━━ Data listing

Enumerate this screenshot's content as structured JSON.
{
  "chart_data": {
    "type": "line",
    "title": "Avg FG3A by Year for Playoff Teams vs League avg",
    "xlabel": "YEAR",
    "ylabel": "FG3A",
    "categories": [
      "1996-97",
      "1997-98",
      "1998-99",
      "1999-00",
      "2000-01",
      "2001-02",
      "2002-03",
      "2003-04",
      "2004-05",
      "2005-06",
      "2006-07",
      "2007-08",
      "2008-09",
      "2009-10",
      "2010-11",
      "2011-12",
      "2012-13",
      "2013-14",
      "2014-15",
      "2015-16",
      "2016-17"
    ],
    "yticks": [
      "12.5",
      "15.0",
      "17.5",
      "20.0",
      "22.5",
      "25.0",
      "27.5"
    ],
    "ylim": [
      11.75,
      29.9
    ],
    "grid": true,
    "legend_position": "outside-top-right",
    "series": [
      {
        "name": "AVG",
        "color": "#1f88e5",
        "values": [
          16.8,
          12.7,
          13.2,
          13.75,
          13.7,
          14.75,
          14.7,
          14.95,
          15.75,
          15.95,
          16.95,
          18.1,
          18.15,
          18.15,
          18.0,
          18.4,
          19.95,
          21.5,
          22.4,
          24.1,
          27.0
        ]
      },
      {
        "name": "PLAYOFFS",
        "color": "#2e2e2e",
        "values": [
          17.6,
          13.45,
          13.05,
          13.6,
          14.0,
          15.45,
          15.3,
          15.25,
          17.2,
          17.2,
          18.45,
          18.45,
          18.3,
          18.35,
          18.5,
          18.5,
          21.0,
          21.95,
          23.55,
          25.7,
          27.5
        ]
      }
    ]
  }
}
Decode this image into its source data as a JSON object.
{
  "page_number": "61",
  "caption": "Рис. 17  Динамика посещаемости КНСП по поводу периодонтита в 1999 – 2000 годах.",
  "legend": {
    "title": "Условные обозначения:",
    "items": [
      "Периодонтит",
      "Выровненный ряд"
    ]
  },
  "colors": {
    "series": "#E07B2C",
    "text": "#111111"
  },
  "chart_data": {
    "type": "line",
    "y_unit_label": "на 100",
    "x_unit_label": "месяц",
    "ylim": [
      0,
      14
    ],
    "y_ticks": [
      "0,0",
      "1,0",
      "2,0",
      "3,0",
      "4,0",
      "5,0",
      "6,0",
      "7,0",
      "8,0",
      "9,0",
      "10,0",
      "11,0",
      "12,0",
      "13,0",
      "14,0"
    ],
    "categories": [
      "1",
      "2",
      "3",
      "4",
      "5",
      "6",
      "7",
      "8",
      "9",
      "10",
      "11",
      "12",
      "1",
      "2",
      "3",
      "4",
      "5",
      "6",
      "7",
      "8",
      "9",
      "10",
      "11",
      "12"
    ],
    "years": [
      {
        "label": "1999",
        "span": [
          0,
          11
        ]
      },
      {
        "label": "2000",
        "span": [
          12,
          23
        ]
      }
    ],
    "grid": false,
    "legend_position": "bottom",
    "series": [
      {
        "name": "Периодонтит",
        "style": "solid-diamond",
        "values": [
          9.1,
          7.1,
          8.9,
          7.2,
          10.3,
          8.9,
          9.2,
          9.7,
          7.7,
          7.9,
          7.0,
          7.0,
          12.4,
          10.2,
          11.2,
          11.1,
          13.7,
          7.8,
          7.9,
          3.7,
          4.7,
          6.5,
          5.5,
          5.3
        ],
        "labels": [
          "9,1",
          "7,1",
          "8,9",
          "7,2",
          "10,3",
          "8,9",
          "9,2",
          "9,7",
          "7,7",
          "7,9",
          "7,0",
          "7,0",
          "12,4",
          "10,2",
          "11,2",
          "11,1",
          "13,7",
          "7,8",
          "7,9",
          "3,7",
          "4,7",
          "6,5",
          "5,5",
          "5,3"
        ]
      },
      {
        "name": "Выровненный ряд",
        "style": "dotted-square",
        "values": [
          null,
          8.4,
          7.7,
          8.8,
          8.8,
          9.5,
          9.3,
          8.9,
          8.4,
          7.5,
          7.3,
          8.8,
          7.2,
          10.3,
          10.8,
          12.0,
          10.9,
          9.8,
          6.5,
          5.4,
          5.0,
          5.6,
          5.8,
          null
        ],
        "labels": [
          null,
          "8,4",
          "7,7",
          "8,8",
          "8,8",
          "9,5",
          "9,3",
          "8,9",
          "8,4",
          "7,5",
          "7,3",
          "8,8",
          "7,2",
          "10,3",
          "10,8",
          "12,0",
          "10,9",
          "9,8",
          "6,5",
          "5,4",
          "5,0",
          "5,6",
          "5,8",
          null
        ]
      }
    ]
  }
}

━━━━

#### [What you have to do]
Find each line holding the word "style" and copy it.

#### [The output]
        "style": "solid-diamond",
        "style": "dotted-square",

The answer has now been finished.